(Exercise instructions):
Give only the number of lines in the records below that contain the word "legend".

(Supplied material):
◇ ◇ ◇ ◇ ◇ ◇ ◇

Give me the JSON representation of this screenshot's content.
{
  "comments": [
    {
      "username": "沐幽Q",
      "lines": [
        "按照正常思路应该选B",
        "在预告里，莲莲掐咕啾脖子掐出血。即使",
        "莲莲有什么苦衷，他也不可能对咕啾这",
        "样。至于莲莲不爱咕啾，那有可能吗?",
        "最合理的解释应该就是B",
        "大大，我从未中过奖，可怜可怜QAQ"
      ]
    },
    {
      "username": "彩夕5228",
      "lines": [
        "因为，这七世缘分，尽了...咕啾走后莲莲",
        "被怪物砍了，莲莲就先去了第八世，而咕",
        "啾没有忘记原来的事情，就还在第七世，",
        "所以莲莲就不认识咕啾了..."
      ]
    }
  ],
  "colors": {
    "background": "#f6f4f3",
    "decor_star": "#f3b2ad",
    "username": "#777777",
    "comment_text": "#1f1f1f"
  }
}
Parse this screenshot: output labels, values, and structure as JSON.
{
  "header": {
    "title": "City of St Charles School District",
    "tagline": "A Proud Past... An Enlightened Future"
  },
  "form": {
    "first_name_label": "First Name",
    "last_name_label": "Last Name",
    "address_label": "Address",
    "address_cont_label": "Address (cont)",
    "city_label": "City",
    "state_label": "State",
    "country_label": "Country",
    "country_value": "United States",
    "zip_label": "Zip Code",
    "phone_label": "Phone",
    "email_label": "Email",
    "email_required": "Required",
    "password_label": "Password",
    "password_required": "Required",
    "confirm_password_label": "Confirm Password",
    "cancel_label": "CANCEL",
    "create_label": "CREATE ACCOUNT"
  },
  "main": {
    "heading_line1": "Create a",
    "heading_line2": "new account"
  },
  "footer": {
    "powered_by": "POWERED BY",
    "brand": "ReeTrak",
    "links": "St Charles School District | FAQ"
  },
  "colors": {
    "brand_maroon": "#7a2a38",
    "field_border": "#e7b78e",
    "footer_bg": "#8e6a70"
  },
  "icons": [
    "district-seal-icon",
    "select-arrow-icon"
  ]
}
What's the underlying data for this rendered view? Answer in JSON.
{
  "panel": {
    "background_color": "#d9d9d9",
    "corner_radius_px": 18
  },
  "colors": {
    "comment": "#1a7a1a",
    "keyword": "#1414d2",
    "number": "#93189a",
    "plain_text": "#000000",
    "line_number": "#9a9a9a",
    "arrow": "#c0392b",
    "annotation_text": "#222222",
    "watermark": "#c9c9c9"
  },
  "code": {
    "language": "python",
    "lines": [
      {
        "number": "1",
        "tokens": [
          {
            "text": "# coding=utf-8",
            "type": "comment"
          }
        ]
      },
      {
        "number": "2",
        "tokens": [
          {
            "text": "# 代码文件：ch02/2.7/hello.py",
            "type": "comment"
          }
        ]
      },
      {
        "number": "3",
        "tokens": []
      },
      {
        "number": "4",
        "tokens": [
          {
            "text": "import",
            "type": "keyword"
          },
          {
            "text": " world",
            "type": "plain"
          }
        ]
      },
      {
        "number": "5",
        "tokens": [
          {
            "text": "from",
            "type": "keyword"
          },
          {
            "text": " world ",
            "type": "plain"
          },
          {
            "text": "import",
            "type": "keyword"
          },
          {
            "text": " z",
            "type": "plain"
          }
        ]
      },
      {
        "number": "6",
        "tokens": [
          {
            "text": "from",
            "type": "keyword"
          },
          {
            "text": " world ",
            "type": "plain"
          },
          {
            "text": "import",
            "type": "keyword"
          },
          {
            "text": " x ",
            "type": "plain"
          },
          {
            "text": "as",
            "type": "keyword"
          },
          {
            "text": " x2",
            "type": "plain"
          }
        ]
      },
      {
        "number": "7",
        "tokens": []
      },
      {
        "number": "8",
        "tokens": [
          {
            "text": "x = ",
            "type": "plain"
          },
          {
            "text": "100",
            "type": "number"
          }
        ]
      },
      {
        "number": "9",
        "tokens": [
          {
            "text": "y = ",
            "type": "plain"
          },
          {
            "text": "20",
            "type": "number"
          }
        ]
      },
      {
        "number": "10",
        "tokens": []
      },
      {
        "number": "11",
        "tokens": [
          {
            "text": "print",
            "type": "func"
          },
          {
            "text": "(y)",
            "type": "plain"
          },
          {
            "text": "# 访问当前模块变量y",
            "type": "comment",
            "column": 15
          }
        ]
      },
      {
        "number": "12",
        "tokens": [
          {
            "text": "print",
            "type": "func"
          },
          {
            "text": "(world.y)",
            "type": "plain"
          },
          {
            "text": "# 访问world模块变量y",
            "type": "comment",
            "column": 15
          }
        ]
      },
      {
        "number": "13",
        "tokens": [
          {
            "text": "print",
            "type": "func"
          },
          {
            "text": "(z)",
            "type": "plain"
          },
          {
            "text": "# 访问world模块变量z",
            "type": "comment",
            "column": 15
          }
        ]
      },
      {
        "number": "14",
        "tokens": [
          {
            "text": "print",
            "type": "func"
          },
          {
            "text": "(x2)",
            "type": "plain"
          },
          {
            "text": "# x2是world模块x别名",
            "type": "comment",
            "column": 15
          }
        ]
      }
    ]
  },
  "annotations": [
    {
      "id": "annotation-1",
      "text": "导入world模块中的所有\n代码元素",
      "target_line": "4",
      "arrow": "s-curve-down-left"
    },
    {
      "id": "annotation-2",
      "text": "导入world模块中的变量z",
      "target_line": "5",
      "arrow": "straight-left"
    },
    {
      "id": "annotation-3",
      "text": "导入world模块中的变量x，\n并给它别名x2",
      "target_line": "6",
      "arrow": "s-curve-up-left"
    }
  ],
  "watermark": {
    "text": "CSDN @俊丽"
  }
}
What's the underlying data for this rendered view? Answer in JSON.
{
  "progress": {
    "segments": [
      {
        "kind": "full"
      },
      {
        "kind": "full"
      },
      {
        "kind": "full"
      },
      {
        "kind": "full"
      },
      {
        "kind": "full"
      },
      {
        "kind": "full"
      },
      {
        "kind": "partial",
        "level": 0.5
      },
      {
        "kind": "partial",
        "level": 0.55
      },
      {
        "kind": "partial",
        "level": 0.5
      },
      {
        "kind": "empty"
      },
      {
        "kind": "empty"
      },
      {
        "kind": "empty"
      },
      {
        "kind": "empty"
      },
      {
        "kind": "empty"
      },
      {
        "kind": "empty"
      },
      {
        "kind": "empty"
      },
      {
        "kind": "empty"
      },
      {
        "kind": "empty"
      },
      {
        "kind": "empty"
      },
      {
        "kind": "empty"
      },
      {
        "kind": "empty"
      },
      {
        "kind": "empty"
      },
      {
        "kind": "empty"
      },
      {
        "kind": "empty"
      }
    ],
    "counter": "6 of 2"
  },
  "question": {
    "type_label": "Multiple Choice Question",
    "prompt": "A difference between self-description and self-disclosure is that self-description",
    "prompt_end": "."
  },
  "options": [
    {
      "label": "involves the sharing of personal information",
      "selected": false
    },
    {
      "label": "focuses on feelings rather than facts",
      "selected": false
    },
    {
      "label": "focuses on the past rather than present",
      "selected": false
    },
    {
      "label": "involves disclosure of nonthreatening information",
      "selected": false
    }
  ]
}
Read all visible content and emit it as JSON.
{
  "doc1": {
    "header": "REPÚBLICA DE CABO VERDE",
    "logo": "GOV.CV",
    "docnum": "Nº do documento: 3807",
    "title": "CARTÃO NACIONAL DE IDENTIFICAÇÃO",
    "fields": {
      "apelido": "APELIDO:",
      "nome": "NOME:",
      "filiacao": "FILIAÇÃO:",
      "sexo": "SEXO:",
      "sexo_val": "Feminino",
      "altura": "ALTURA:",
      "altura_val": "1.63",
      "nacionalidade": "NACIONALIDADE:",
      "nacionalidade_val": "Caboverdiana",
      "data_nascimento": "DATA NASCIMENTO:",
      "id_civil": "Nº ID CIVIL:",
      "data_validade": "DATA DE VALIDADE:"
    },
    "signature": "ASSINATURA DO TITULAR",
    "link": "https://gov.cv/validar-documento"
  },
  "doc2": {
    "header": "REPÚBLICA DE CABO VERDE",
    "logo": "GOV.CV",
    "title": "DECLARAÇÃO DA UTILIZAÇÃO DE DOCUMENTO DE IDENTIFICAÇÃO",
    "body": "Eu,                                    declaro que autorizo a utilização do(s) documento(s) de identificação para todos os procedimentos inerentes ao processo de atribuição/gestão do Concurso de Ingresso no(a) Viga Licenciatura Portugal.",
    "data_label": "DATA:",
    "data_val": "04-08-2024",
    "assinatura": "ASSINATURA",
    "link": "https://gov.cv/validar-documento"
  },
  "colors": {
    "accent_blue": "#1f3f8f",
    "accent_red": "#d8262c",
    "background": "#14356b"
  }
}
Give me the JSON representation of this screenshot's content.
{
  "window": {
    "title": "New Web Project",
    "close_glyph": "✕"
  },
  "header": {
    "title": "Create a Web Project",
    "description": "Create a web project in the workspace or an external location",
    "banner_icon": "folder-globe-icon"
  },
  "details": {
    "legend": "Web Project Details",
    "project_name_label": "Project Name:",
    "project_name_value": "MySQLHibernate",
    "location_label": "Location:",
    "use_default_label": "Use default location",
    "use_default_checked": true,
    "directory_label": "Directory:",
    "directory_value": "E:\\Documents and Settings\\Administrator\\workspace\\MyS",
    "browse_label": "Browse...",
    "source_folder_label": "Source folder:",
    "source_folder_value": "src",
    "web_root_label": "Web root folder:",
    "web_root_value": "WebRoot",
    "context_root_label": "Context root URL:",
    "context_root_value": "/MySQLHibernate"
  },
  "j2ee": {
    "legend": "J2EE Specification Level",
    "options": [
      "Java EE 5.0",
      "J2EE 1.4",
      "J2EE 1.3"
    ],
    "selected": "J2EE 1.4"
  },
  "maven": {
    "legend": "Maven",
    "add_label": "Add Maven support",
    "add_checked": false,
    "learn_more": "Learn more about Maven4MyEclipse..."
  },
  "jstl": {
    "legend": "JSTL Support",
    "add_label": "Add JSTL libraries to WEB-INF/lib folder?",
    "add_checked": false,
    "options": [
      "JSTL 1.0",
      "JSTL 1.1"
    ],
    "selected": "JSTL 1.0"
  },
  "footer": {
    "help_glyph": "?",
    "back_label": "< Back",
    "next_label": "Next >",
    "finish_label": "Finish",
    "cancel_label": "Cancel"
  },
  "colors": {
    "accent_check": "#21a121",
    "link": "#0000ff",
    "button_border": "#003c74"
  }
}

◇ ◇ ◇ ◇ ◇ ◇ ◇

(Response to this exercise):
4